**Given exercise**: Identify and pull out each line of the entries in which "What" occurs.

··········

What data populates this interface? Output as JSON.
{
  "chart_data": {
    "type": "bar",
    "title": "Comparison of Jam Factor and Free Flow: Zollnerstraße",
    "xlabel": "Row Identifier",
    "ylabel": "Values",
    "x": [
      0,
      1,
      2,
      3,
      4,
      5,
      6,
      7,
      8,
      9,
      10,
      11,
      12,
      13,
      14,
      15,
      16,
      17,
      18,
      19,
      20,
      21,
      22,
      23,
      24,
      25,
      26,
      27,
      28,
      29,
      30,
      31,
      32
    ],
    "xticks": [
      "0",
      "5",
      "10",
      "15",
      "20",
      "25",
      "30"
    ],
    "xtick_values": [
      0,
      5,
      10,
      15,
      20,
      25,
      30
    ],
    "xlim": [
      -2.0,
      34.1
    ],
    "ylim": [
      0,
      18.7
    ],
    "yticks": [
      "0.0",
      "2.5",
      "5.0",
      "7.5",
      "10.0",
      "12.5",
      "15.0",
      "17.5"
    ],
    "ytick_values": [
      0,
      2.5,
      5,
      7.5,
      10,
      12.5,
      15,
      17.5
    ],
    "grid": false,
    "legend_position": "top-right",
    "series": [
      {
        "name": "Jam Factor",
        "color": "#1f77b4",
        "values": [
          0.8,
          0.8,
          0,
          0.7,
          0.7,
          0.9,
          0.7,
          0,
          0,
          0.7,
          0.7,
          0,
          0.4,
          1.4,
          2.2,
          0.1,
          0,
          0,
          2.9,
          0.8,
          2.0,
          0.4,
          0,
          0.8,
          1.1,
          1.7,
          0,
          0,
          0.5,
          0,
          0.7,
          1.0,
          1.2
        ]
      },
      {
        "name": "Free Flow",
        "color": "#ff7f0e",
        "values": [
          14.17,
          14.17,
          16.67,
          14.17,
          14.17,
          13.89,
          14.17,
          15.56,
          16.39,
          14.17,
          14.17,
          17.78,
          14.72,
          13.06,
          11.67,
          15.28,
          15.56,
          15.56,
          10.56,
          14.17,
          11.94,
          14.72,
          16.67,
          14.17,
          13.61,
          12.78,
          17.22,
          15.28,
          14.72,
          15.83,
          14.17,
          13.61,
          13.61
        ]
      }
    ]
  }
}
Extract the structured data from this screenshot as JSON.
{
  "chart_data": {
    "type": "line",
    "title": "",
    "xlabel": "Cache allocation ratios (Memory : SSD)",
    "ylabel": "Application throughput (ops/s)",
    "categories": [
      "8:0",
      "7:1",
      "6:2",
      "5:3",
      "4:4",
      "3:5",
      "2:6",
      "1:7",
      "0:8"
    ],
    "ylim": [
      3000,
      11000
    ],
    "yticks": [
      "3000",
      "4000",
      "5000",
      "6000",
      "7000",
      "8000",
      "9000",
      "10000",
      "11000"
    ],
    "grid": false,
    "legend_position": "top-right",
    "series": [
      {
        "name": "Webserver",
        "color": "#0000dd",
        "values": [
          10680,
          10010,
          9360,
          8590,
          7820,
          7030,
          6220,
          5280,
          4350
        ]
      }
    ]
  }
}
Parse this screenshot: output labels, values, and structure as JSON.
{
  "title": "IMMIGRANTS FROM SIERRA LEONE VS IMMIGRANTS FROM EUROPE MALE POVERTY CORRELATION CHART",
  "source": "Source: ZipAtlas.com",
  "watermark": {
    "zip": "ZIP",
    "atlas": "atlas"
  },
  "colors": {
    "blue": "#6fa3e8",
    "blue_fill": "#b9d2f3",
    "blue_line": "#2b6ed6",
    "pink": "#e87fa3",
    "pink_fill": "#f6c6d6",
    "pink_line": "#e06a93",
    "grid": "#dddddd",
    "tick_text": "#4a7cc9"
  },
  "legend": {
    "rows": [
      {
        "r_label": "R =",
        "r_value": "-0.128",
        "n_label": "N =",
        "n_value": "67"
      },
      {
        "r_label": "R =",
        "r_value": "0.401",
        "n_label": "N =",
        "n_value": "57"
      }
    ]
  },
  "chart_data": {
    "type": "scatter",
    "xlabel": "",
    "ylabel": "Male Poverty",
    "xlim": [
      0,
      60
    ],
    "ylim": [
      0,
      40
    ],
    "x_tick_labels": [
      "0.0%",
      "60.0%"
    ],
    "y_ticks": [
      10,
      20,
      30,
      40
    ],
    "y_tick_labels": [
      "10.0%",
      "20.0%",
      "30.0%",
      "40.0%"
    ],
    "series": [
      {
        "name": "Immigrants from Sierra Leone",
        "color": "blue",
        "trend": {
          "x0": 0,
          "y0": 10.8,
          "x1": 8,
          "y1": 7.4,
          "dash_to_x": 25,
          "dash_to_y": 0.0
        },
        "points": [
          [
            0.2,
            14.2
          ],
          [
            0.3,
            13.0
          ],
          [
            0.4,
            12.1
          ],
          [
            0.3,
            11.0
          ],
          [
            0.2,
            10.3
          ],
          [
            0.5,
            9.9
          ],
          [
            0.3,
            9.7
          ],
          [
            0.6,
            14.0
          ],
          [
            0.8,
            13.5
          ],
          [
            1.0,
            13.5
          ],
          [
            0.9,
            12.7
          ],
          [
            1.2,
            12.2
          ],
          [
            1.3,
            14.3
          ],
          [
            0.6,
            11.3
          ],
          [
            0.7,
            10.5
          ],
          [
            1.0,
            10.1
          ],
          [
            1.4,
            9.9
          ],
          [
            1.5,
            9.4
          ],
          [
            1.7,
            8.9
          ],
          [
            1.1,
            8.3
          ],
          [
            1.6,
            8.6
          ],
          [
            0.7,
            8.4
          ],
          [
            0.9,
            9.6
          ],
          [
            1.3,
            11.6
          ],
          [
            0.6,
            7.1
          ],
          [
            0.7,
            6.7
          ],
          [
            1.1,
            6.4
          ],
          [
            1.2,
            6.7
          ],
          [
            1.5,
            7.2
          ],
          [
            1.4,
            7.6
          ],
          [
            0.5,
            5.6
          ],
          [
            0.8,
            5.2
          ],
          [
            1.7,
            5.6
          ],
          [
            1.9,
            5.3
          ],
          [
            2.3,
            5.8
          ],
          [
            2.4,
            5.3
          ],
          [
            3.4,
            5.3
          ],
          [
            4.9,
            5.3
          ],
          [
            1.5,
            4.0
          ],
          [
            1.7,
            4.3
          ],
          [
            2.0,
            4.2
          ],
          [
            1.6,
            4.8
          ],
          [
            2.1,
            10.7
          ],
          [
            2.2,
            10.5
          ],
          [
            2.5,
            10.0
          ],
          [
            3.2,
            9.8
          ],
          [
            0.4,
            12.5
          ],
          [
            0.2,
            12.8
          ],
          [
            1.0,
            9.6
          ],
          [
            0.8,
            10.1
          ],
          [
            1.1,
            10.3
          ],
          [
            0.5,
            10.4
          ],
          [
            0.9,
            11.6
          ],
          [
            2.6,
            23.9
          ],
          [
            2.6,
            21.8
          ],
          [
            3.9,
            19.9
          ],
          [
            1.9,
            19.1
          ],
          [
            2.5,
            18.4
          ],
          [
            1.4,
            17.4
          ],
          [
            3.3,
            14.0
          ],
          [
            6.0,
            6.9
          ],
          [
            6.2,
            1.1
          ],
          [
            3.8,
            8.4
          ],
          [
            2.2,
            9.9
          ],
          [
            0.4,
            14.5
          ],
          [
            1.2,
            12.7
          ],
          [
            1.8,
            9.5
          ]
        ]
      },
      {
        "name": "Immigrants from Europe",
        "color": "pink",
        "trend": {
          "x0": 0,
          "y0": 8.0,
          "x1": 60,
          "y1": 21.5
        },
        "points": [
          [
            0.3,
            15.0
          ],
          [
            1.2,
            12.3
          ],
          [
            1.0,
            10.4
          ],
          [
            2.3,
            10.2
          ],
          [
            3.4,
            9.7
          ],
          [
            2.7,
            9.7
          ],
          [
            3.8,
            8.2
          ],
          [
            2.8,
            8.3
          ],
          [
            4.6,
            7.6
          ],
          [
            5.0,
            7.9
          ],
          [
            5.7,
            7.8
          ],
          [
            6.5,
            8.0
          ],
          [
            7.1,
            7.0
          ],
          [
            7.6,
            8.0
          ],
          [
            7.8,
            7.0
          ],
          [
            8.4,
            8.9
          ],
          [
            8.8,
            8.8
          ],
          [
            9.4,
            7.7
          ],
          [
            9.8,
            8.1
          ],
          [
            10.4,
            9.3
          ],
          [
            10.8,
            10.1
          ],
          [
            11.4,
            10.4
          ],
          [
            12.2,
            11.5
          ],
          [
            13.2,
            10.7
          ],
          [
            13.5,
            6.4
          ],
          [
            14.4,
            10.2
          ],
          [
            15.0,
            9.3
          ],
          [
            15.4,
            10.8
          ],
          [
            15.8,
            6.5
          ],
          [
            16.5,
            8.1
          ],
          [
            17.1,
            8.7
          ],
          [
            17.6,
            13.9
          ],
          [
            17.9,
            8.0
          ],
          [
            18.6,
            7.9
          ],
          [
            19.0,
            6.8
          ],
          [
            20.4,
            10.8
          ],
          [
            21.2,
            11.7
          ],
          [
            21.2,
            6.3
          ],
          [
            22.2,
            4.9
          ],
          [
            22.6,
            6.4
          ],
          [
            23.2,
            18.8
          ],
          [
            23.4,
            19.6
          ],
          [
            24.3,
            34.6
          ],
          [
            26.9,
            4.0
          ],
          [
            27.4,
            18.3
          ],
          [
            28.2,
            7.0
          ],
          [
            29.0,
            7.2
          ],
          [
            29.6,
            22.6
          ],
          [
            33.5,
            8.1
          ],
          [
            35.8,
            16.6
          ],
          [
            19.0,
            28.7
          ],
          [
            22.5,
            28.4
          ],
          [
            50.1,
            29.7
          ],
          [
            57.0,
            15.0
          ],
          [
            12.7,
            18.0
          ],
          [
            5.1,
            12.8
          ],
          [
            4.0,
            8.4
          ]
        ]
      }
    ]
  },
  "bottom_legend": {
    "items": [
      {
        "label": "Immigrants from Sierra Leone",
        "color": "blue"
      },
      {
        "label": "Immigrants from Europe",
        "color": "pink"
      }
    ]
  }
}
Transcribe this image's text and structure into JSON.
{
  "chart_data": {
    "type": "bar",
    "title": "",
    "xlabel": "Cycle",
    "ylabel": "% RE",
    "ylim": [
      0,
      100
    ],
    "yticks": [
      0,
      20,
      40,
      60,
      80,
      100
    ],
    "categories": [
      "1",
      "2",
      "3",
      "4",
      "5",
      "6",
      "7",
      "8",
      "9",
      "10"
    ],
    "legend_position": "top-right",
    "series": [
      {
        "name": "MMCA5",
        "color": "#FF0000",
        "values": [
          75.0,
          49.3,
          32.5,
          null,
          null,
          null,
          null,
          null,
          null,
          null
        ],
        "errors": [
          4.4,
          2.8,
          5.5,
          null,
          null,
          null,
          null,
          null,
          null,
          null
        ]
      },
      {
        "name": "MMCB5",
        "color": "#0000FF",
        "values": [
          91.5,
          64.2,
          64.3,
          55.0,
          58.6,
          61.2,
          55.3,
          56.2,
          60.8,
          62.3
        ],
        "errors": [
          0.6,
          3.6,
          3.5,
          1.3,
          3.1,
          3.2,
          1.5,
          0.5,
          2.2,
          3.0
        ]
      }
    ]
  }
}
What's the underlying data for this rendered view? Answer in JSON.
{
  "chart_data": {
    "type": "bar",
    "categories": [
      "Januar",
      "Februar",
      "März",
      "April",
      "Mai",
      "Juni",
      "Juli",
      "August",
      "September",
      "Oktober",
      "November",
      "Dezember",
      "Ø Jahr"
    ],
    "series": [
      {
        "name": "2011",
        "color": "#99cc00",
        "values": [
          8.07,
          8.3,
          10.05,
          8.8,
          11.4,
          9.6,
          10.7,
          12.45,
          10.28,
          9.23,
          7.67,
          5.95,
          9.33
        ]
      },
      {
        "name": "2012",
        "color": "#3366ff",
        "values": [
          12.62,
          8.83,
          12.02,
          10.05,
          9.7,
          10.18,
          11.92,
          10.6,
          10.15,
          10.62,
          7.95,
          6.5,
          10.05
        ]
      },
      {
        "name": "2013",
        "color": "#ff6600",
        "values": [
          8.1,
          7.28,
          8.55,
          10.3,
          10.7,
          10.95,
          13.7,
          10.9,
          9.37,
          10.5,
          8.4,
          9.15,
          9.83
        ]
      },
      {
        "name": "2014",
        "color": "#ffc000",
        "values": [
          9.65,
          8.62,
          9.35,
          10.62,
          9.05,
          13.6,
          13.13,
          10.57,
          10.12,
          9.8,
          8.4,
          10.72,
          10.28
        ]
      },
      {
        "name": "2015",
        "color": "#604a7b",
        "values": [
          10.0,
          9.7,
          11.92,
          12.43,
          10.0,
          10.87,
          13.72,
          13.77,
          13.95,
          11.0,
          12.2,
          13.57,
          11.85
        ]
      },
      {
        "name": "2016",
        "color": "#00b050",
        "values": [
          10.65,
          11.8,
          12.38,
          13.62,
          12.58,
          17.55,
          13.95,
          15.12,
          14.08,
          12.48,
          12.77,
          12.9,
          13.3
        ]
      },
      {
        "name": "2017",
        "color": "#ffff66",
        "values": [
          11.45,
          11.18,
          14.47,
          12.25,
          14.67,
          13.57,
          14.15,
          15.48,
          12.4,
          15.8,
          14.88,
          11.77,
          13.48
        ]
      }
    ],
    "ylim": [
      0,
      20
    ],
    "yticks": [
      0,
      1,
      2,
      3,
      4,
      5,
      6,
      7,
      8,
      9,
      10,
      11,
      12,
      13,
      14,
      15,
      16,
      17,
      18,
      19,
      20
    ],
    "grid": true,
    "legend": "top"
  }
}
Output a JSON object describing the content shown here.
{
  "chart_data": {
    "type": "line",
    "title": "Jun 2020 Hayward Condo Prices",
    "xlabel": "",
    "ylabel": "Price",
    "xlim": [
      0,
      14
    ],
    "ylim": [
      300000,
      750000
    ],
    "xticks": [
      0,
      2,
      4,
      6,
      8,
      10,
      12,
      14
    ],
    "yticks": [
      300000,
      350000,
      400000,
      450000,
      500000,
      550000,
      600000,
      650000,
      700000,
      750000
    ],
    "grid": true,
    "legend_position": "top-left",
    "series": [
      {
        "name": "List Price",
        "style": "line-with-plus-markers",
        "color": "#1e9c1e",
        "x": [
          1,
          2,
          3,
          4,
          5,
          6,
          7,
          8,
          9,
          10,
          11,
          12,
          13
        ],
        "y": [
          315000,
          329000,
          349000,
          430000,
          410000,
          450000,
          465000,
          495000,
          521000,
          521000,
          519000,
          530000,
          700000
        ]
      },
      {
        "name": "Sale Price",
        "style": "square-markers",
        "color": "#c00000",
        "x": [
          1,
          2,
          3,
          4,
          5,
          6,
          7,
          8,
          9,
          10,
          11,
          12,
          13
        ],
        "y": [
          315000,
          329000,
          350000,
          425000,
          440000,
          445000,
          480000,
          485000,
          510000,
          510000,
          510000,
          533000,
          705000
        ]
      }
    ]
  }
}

··········

**Output**:
What data populates this interface? Output as JSON.
What's the underlying data for this rendered view? Answer in JSON.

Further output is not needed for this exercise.